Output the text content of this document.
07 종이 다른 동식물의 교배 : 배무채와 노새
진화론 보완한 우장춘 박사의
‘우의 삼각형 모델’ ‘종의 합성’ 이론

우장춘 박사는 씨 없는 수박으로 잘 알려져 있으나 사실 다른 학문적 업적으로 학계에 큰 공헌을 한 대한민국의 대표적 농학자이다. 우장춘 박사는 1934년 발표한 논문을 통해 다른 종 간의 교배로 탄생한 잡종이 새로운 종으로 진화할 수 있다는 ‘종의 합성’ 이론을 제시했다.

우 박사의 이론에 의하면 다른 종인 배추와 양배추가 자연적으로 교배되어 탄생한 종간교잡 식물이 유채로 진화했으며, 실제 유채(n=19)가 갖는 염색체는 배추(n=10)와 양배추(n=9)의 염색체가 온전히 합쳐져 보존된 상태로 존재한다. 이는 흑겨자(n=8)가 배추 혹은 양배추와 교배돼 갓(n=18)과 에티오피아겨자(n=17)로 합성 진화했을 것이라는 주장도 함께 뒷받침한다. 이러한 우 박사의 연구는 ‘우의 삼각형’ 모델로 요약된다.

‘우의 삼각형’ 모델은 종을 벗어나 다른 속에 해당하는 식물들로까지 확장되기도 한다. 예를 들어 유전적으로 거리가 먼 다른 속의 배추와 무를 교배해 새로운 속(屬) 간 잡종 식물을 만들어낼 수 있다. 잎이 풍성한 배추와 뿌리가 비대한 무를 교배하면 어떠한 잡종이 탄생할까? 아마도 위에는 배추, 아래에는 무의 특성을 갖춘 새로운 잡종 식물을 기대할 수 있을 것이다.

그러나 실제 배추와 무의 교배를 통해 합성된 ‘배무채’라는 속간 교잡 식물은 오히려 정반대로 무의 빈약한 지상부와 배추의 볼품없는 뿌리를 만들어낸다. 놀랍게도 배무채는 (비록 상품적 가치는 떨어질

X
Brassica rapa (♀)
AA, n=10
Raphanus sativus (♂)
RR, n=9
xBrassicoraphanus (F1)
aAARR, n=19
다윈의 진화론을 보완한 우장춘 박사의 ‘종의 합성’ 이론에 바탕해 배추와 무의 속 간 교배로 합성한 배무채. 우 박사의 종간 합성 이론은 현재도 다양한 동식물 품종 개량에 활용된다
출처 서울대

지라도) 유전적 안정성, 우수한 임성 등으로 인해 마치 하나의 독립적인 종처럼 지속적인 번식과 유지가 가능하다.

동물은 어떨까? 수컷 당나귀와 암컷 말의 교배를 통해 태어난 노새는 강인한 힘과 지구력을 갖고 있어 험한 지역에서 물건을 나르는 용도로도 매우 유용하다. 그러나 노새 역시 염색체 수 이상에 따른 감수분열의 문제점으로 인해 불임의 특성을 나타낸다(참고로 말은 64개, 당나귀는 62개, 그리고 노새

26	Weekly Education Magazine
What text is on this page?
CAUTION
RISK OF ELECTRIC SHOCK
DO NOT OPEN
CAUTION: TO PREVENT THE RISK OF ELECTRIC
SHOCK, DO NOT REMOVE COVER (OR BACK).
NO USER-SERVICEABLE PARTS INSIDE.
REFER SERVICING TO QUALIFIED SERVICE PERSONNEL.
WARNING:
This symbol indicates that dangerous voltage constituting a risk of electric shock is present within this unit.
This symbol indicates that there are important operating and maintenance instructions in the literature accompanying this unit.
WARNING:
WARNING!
....
• _GOAL_: Show the lines of the material that contain the word "symbol".

• _EXPECTED ANSWER_:
This symbol indicates that dangerous voltage constituting a risk of electric shock is present within this unit.
This symbol indicates that there are important operating and maintenance instructions in the literature accompanying this unit.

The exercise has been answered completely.